> _Stated task_:
Copy out the listing that follows, exact in every word, and skip the images.

### Stored rows

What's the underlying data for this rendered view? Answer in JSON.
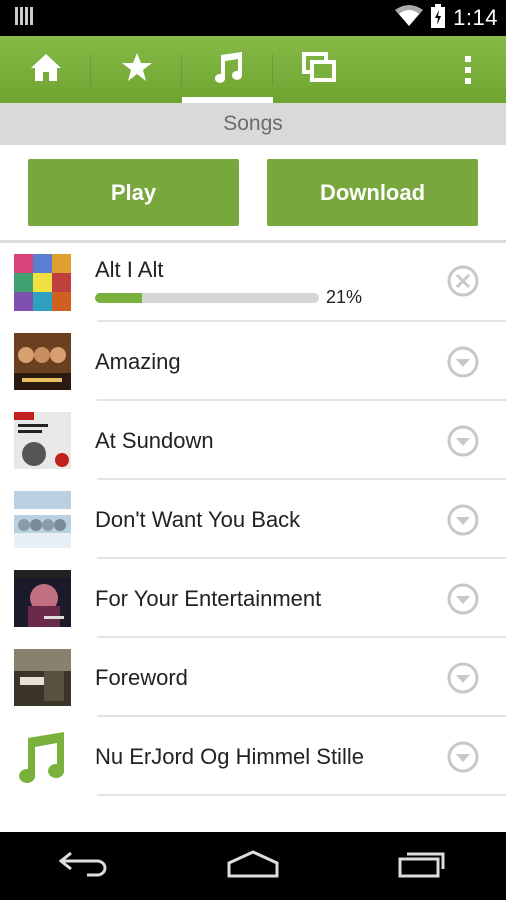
{
  "status_bar": {
    "time": "1:14"
  },
  "action_bar": {
    "tabs": [
      {
        "icon": "home-icon"
      },
      {
        "icon": "star-icon"
      },
      {
        "icon": "music-note-icon",
        "active": true
      },
      {
        "icon": "windows-icon"
      }
    ],
    "overflow_icon": "overflow-menu-icon"
  },
  "subheader": {
    "title": "Songs"
  },
  "buttons": {
    "play_label": "Play",
    "download_label": "Download"
  },
  "songs": [
    {
      "title": "Alt I Alt",
      "progress_text": "21%",
      "progress": 0.21,
      "action_icon": "cancel-icon"
    },
    {
      "title": "Amazing",
      "action_icon": "expand-icon"
    },
    {
      "title": "At Sundown",
      "action_icon": "expand-icon"
    },
    {
      "title": "Don't Want You Back",
      "action_icon": "expand-icon"
    },
    {
      "title": "For Your Entertainment",
      "action_icon": "expand-icon"
    },
    {
      "title": "Foreword",
      "action_icon": "expand-icon"
    },
    {
      "title": "Nu ErJord Og Himmel Stille",
      "action_icon": "expand-icon"
    }
  ],
  "colors": {
    "accent": "#7ab03c",
    "subheader_bg": "#d9d9d9"
  }
}
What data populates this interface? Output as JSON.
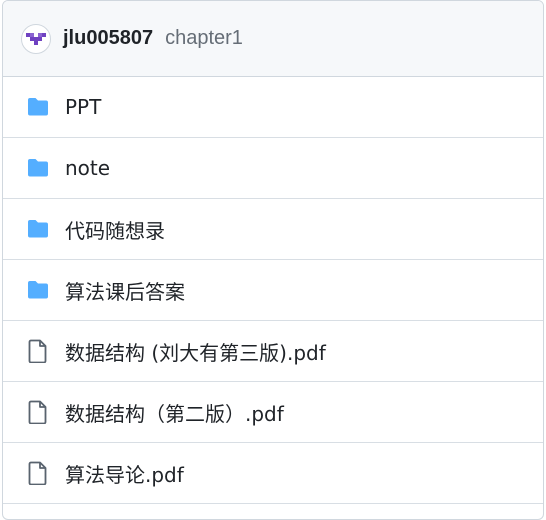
{
  "header": {
    "owner": "jlu005807",
    "path": "chapter1"
  },
  "colors": {
    "folder": "#54aeff",
    "file": "#59636e",
    "avatar": "#6f42c1"
  },
  "items": [
    {
      "type": "folder",
      "icon": "folder-icon",
      "label": "PPT"
    },
    {
      "type": "folder",
      "icon": "folder-icon",
      "label": "note"
    },
    {
      "type": "folder",
      "icon": "folder-icon",
      "label": "代码随想录"
    },
    {
      "type": "folder",
      "icon": "folder-icon",
      "label": "算法课后答案"
    },
    {
      "type": "file",
      "icon": "file-icon",
      "label": "数据结构 (刘大有第三版).pdf"
    },
    {
      "type": "file",
      "icon": "file-icon",
      "label": "数据结构（第二版）.pdf"
    },
    {
      "type": "file",
      "icon": "file-icon",
      "label": "算法导论.pdf"
    }
  ]
}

######

> _Expected answer_:
What's the underlying data for this rendered view? Answer in JSON.
{
  "status_bar": {
    "time": "1:14"
  },
  "action_bar": {
    "tabs": [
      {
        "icon": "home-icon"
      },
      {
        "icon": "star-icon"
      },
      {
        "icon": "music-note-icon",
        "active": true
      },
      {
        "icon": "windows-icon"
      }
    ],
    "overflow_icon": "overflow-menu-icon"
  },
  "subheader": {
    "title": "Songs"
  },
  "buttons": {
    "play_label": "Play",
    "download_label": "Download"
  },
  "songs": [
    {
      "title": "Alt I Alt",
      "progress_text": "21%",
      "progress": 0.21,
      "action_icon": "cancel-icon"
    },
    {
      "title": "Amazing",
      "action_icon": "expand-icon"
    },
    {
      "title": "At Sundown",
      "action_icon": "expand-icon"
    },
    {
      "title": "Don't Want You Back",
      "action_icon": "expand-icon"
    },
    {
      "title": "For Your Entertainment",
      "action_icon": "expand-icon"
    },
    {
      "title": "Foreword",
      "action_icon": "expand-icon"
    },
    {
      "title": "Nu ErJord Og Himmel Stille",
      "action_icon": "expand-icon"
    }
  ],
  "colors": {
    "accent": "#7ab03c",
    "subheader_bg": "#d9d9d9"
  }
}
What data populates this interface? Output as JSON.
{
  "header": {
    "owner": "jlu005807",
    "path": "chapter1"
  },
  "colors": {
    "folder": "#54aeff",
    "file": "#59636e",
    "avatar": "#6f42c1"
  },
  "items": [
    {
      "type": "folder",
      "icon": "folder-icon",
      "label": "PPT"
    },
    {
      "type": "folder",
      "icon": "folder-icon",
      "label": "note"
    },
    {
      "type": "folder",
      "icon": "folder-icon",
      "label": "代码随想录"
    },
    {
      "type": "folder",
      "icon": "folder-icon",
      "label": "算法课后答案"
    },
    {
      "type": "file",
      "icon": "file-icon",
      "label": "数据结构 (刘大有第三版).pdf"
    },
    {
      "type": "file",
      "icon": "file-icon",
      "label": "数据结构（第二版）.pdf"
    },
    {
      "type": "file",
      "icon": "file-icon",
      "label": "算法导论.pdf"
    }
  ]
}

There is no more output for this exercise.